### PROBLEM
Check each line of the data for "Town" and select those that have it.
• • • •
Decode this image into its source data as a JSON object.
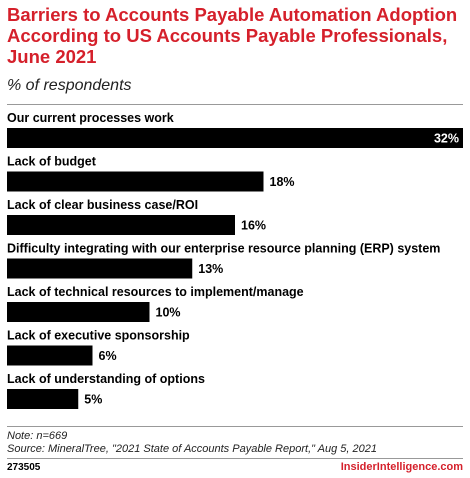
{
  "header": {
    "title": "Barriers to Accounts Payable Automation Adoption According to US Accounts Payable Professionals, June 2021",
    "subtitle": "% of respondents"
  },
  "chart_data": {
    "type": "bar",
    "orientation": "horizontal",
    "categories": [
      "Our current processes work",
      "Lack of budget",
      "Lack of clear business case/ROI",
      "Difficulty integrating with our enterprise resource planning (ERP) system",
      "Lack of technical resources to implement/manage",
      "Lack of executive sponsorship",
      "Lack of understanding of options"
    ],
    "values": [
      32,
      18,
      16,
      13,
      10,
      6,
      5
    ],
    "value_labels": [
      "32%",
      "18%",
      "16%",
      "13%",
      "10%",
      "6%",
      "5%"
    ],
    "unit": "%",
    "xlim": [
      0,
      32
    ],
    "grid": false,
    "bar_color": "#000000"
  },
  "footer": {
    "note": "Note: n=669",
    "source": "Source: MineralTree, \"2021 State of Accounts Payable Report,\" Aug 5, 2021",
    "chart_id": "273505",
    "brand": "InsiderIntelligence.com"
  },
  "colors": {
    "accent": "#d5202b",
    "text": "#000000"
  }
}
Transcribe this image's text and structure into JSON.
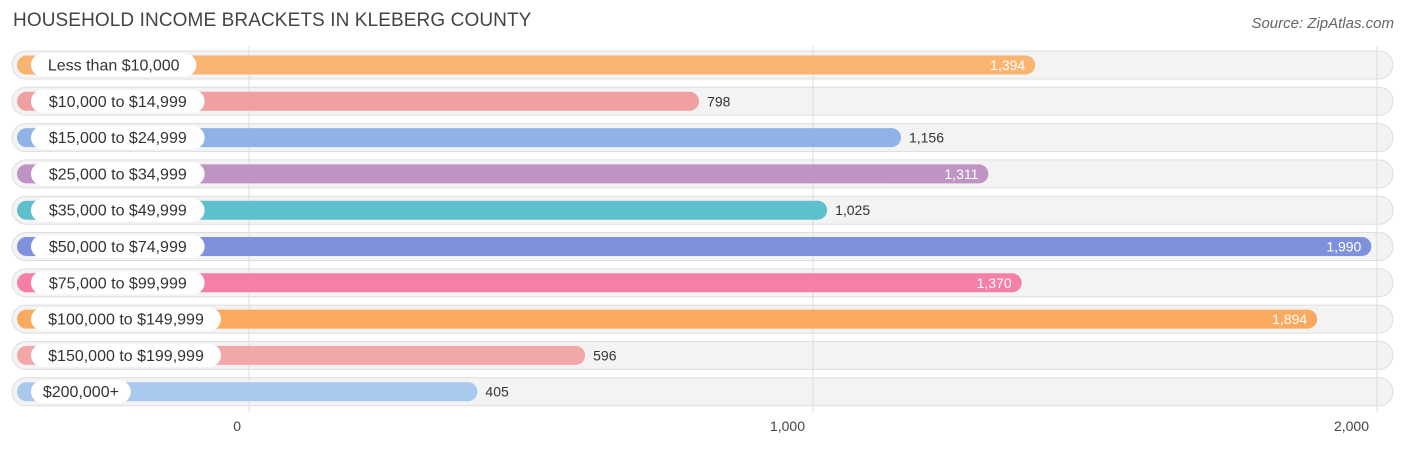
{
  "title": "HOUSEHOLD INCOME BRACKETS IN KLEBERG COUNTY",
  "source": "Source: ZipAtlas.com",
  "chart_data": {
    "type": "bar",
    "orientation": "horizontal",
    "title": "HOUSEHOLD INCOME BRACKETS IN KLEBERG COUNTY",
    "xlabel": "",
    "ylabel": "",
    "xlim": [
      0,
      2000
    ],
    "grid": true,
    "categories": [
      "Less than $10,000",
      "$10,000 to $14,999",
      "$15,000 to $24,999",
      "$25,000 to $34,999",
      "$35,000 to $49,999",
      "$50,000 to $74,999",
      "$75,000 to $99,999",
      "$100,000 to $149,999",
      "$150,000 to $199,999",
      "$200,000+"
    ],
    "values": [
      1394,
      798,
      1156,
      1311,
      1025,
      1990,
      1370,
      1894,
      596,
      405
    ],
    "value_labels": [
      "1,394",
      "798",
      "1,156",
      "1,311",
      "1,025",
      "1,990",
      "1,370",
      "1,894",
      "596",
      "405"
    ],
    "colors": [
      "#f9b472",
      "#f0a0a0",
      "#8fb3e6",
      "#bf93c4",
      "#5ec0cc",
      "#7f90dd",
      "#f580a6",
      "#f9aa5e",
      "#f2a8a8",
      "#a8c8ee"
    ],
    "ticks": [
      0,
      1000,
      2000
    ],
    "tick_labels": [
      "0",
      "1,000",
      "2,000"
    ]
  }
}
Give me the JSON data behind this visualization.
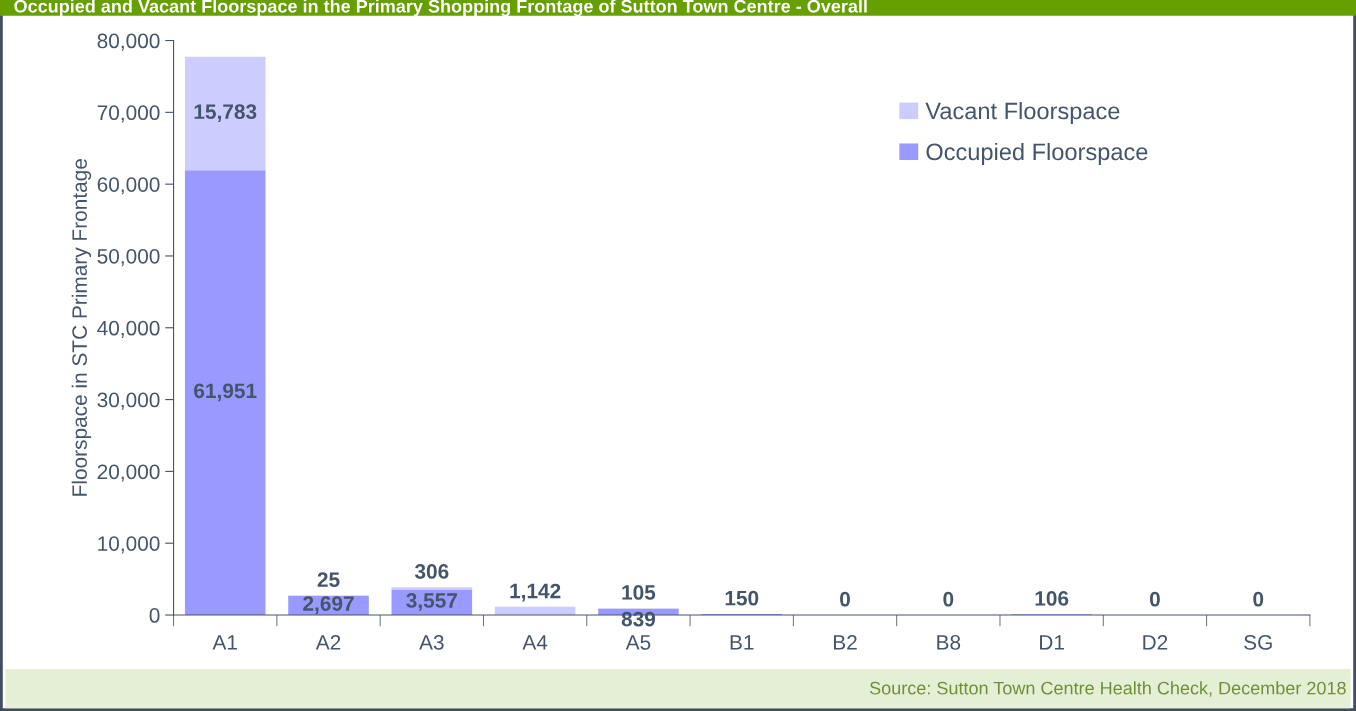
{
  "chart_data": {
    "type": "bar",
    "stacked": true,
    "title": "Occupied and Vacant Floorspace in the Primary Shopping Frontage of Sutton Town Centre - Overall",
    "ylabel": "Floorspace in STC Primary Frontage",
    "categories": [
      "A1",
      "A2",
      "A3",
      "A4",
      "A5",
      "B1",
      "B2",
      "B8",
      "D1",
      "D2",
      "SG"
    ],
    "series": [
      {
        "name": "Occupied Floorspace",
        "color": "#9999ff",
        "values": [
          61951,
          2697,
          3557,
          0,
          839,
          150,
          0,
          0,
          106,
          0,
          0
        ],
        "value_labels": [
          "61,951",
          "2,697",
          "3,557",
          null,
          "839",
          "150",
          null,
          null,
          "106",
          null,
          null
        ]
      },
      {
        "name": "Vacant Floorspace",
        "color": "#ccccff",
        "values": [
          15783,
          25,
          306,
          1142,
          105,
          0,
          0,
          0,
          0,
          0,
          0
        ],
        "value_labels": [
          "15,783",
          "25",
          "306",
          "1,142",
          "105",
          null,
          "0",
          "0",
          null,
          "0",
          "0"
        ]
      }
    ],
    "ylim": [
      0,
      80000
    ],
    "yticks": [
      {
        "value": 0,
        "label": "0"
      },
      {
        "value": 10000,
        "label": "10,000"
      },
      {
        "value": 20000,
        "label": "20,000"
      },
      {
        "value": 30000,
        "label": "30,000"
      },
      {
        "value": 40000,
        "label": "40,000"
      },
      {
        "value": 50000,
        "label": "50,000"
      },
      {
        "value": 60000,
        "label": "60,000"
      },
      {
        "value": 70000,
        "label": "70,000"
      },
      {
        "value": 80000,
        "label": "80,000"
      }
    ],
    "grid": false,
    "legend": "top right",
    "annotations": [
      "Source: Sutton Town Centre Health Check, December 2018"
    ]
  }
}
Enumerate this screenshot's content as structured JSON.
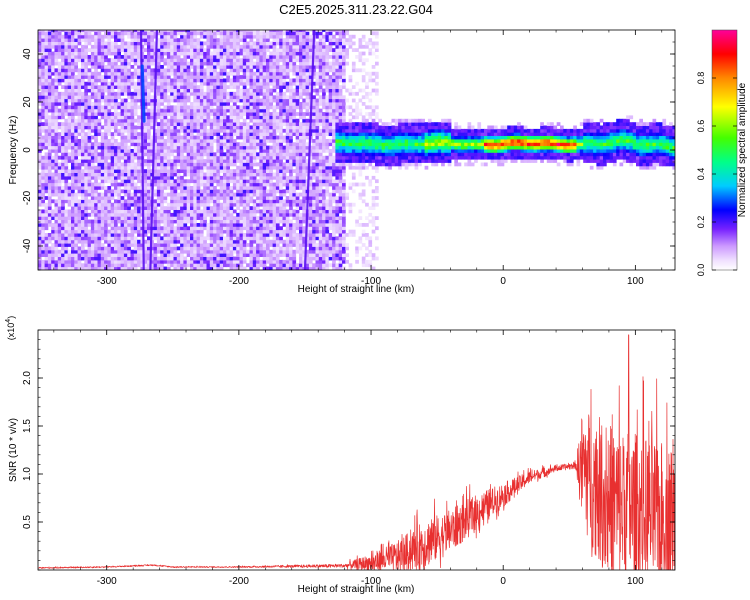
{
  "figure_title": "C2E5.2025.311.23.22.G04",
  "chart_data": [
    {
      "type": "heatmap",
      "title": "C2E5.2025.311.23.22.G04",
      "xlabel": "Height of straight line (km)",
      "ylabel": "Frequency (Hz)",
      "xlim": [
        -352,
        130
      ],
      "ylim": [
        -50,
        50
      ],
      "x_ticks": [
        -300,
        -200,
        -100,
        0,
        100
      ],
      "x_tick_labels": [
        "-300",
        "-200",
        "-100",
        "0",
        "100"
      ],
      "y_ticks": [
        -40,
        -20,
        0,
        20,
        40
      ],
      "y_tick_labels": [
        "-40",
        "-20",
        "0",
        "20",
        "40"
      ],
      "colorbar": {
        "label": "Normalized spectral amplitude",
        "range": [
          0,
          1
        ],
        "ticks": [
          0.0,
          0.2,
          0.4,
          0.6,
          0.8
        ],
        "tick_labels": [
          "0.0",
          "0.2",
          "0.4",
          "0.6",
          "0.8"
        ],
        "colors": [
          "#ffffff",
          "#e8d8ff",
          "#9966ff",
          "#5500ee",
          "#0000ff",
          "#00ccff",
          "#00ff88",
          "#66ff00",
          "#ffff00",
          "#ff8800",
          "#ff0000",
          "#ff0099"
        ]
      },
      "regions": [
        {
          "name": "noise field",
          "x_range": [
            -352,
            -120
          ],
          "mean_amplitude": 0.08
        },
        {
          "name": "sparse noise",
          "x_range": [
            -120,
            -95
          ],
          "mean_amplitude": 0.02
        },
        {
          "name": "signal band",
          "x_range": [
            -128,
            130
          ],
          "center_freq_hz": 2,
          "half_width_hz": 4,
          "peak_amplitude": 1.0,
          "peak_x_range": [
            -15,
            55
          ]
        }
      ],
      "streaks": [
        {
          "x_at_-50hz": -272,
          "x_at_50hz": -274
        },
        {
          "x_at_-50hz": -267,
          "x_at_50hz": -262
        },
        {
          "x_at_-50hz": -150,
          "x_at_50hz": -143
        },
        {
          "x_at_-50hz": -268,
          "x_at_50hz": -274,
          "color": "#0044ff",
          "freq_range": [
            12,
            35
          ]
        }
      ]
    },
    {
      "type": "line",
      "xlabel": "Height of straight line (km)",
      "ylabel": "SNR (10 * v/v)",
      "scale_label": "(x10",
      "scale_exponent": "4",
      "xlim": [
        -352,
        130
      ],
      "ylim": [
        0,
        2.5
      ],
      "x_ticks": [
        -300,
        -200,
        -100,
        0,
        100
      ],
      "x_tick_labels": [
        "-300",
        "-200",
        "-100",
        "0",
        "100"
      ],
      "y_ticks": [
        0.5,
        1.0,
        1.5,
        2.0
      ],
      "y_tick_labels": [
        "0.5",
        "1.0",
        "1.5",
        "2.0"
      ],
      "color": "#e83030",
      "envelope": {
        "x": [
          -352,
          -300,
          -265,
          -250,
          -200,
          -120,
          -100,
          -80,
          -60,
          -40,
          -20,
          0,
          20,
          40,
          55,
          60,
          80,
          100,
          130
        ],
        "base": [
          0.02,
          0.03,
          0.05,
          0.03,
          0.03,
          0.04,
          0.05,
          0.1,
          0.2,
          0.35,
          0.55,
          0.75,
          0.95,
          1.05,
          1.08,
          0.9,
          0.5,
          0.4,
          0.35
        ],
        "amplitude": [
          0.01,
          0.01,
          0.01,
          0.01,
          0.01,
          0.03,
          0.15,
          0.25,
          0.4,
          0.35,
          0.3,
          0.2,
          0.1,
          0.05,
          0.05,
          1.0,
          1.3,
          1.3,
          1.2
        ]
      },
      "peak": {
        "x": 95,
        "y": 2.45
      }
    }
  ]
}
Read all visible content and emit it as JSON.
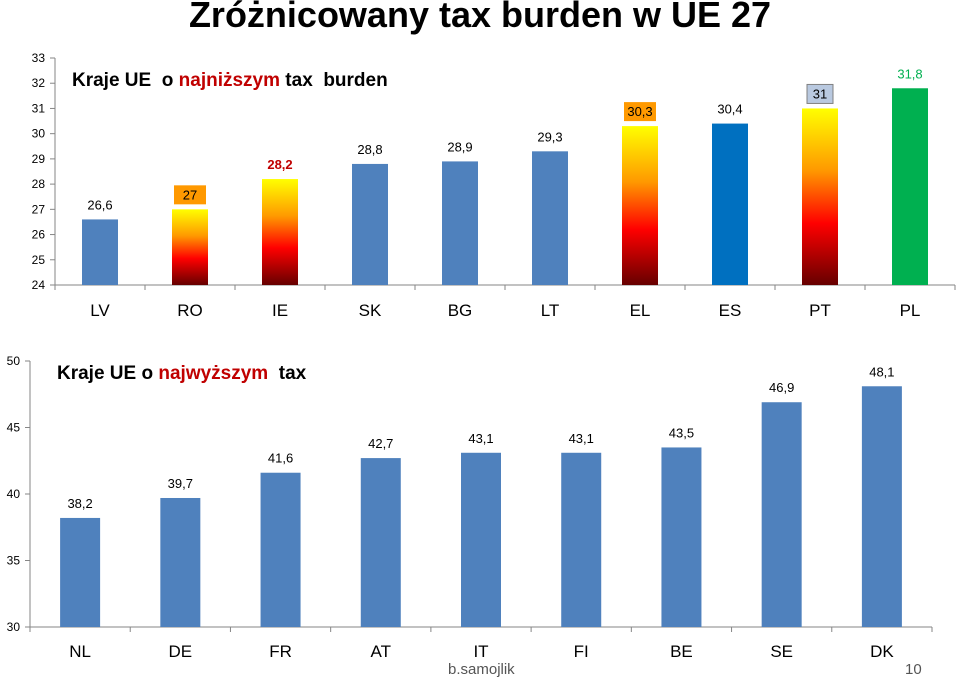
{
  "slide": {
    "title": "Zróżnicowany tax burden w UE 27",
    "author": "b.samojlik",
    "page_number": "10"
  },
  "colors": {
    "default_bar": "#4f81bd",
    "es_bar": "#0070c0",
    "pl_bar": "#00b050",
    "pl_label": "#00b050",
    "highlight_text": "#c00000",
    "flame_top": "#ffff00",
    "flame_mid": "#ff9900",
    "flame_red": "#ff0000",
    "flame_dark": "#660000"
  },
  "chart_data": [
    {
      "type": "bar",
      "subtitle_parts": [
        "Kraje UE  o ",
        "najniższym",
        " tax  burden"
      ],
      "categories": [
        "LV",
        "RO",
        "IE",
        "SK",
        "BG",
        "LT",
        "EL",
        "ES",
        "PT",
        "PL"
      ],
      "values": [
        26.6,
        27,
        28.2,
        28.8,
        28.9,
        29.3,
        30.3,
        30.4,
        31,
        31.8
      ],
      "data_labels": [
        "26,6",
        "27",
        "28,2",
        "28,8",
        "28,9",
        "29,3",
        "30,3",
        "30,4",
        "31",
        "31,8"
      ],
      "bar_styles": [
        "default",
        "flame",
        "flame",
        "default",
        "default",
        "default",
        "flame",
        "es",
        "flame",
        "pl"
      ],
      "label_styles": [
        "plain",
        "boxed-orange",
        "red",
        "plain",
        "plain",
        "plain",
        "boxed-orange",
        "plain",
        "boxed-gray",
        "green"
      ],
      "ylim": [
        24,
        33
      ],
      "yticks": [
        24,
        25,
        26,
        27,
        28,
        29,
        30,
        31,
        32,
        33
      ]
    },
    {
      "type": "bar",
      "subtitle_parts": [
        "Kraje UE o ",
        "najwyższym",
        "  tax"
      ],
      "categories": [
        "NL",
        "DE",
        "FR",
        "AT",
        "IT",
        "FI",
        "BE",
        "SE",
        "DK"
      ],
      "values": [
        38.2,
        39.7,
        41.6,
        42.7,
        43.1,
        43.1,
        43.5,
        46.9,
        48.1
      ],
      "data_labels": [
        "38,2",
        "39,7",
        "41,6",
        "42,7",
        "43,1",
        "43,1",
        "43,5",
        "46,9",
        "48,1"
      ],
      "ylim": [
        30,
        50
      ],
      "yticks": [
        30,
        35,
        40,
        45,
        50
      ]
    }
  ]
}
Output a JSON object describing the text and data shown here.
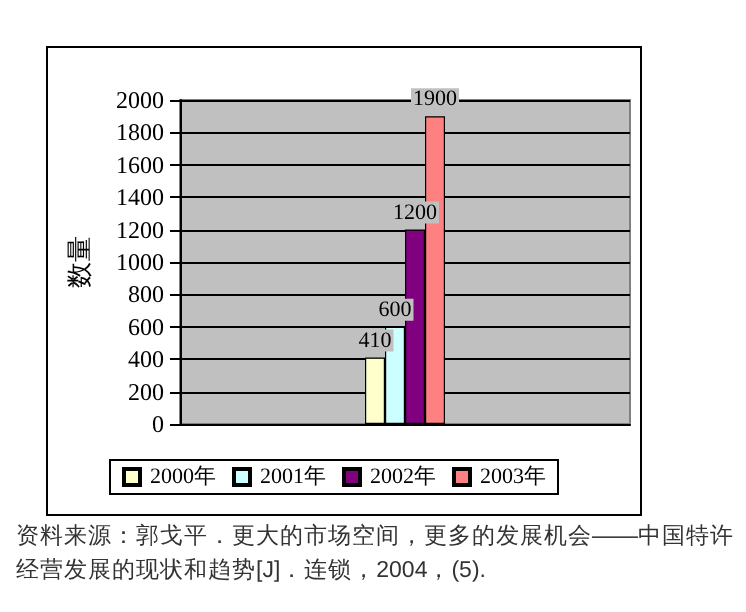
{
  "chart_data": {
    "type": "bar",
    "ylabel": "数量",
    "categories": [
      null
    ],
    "series": [
      {
        "name": "2000年",
        "color": "#ffffcc",
        "values": [
          410
        ]
      },
      {
        "name": "2001年",
        "color": "#ccffff",
        "values": [
          600
        ]
      },
      {
        "name": "2002年",
        "color": "#800080",
        "values": [
          1200
        ]
      },
      {
        "name": "2003年",
        "color": "#ff8080",
        "values": [
          1900
        ]
      }
    ],
    "ylim": [
      0,
      2000
    ],
    "yticks": [
      0,
      200,
      400,
      600,
      800,
      1000,
      1200,
      1400,
      1600,
      1800,
      2000
    ],
    "grid": "y",
    "legend": "bottom",
    "data_labels": true,
    "annotations": [
      "资料来源：郭戈平．更大的市场空间，更多的发展机会——中国特许经营发展的现状和趋势[J]．连锁，2004，(5)."
    ]
  }
}
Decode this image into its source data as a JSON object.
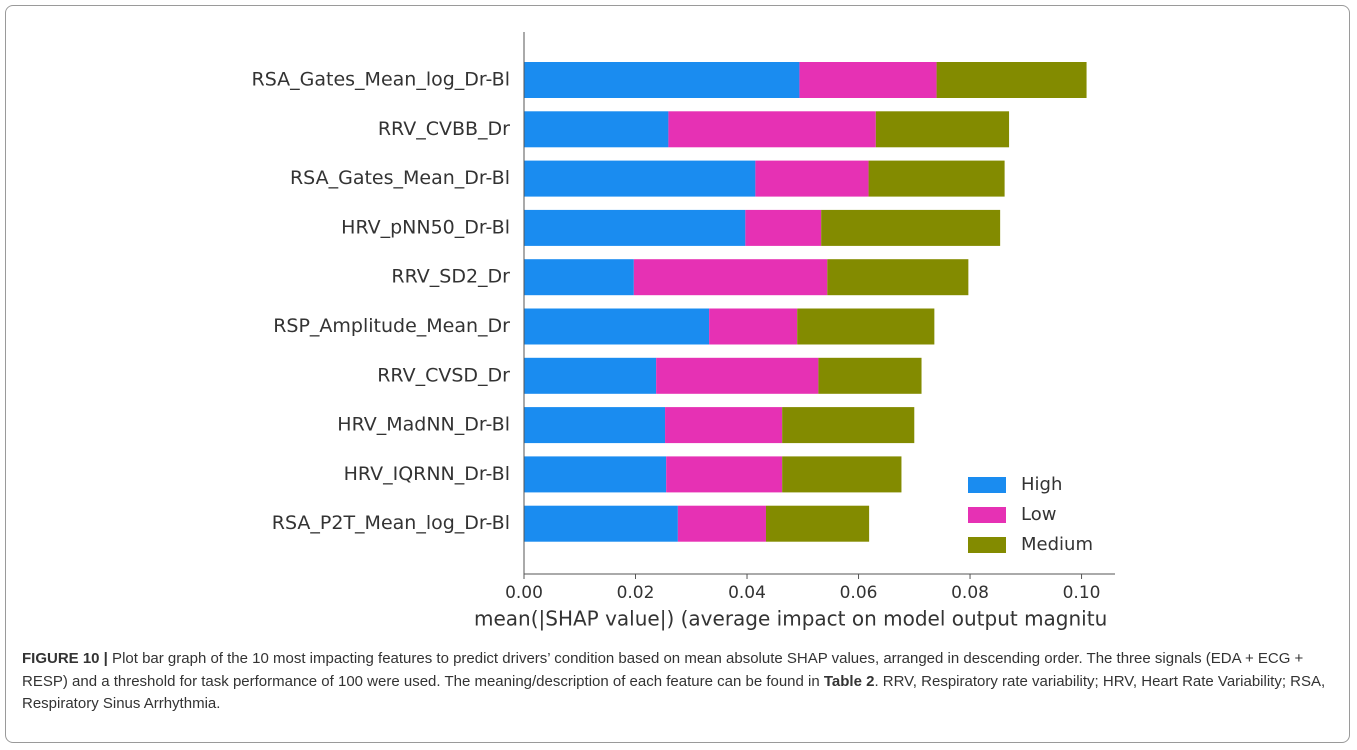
• • • •
### SOLUTION TO THIS EXERCISE
    "title": "Occupied and Vacant Floorspace in the Primary Shopping Frontage of Sutton Town Centre - Overall",
      "Source: Sutton Town Centre Health Check, December 2018"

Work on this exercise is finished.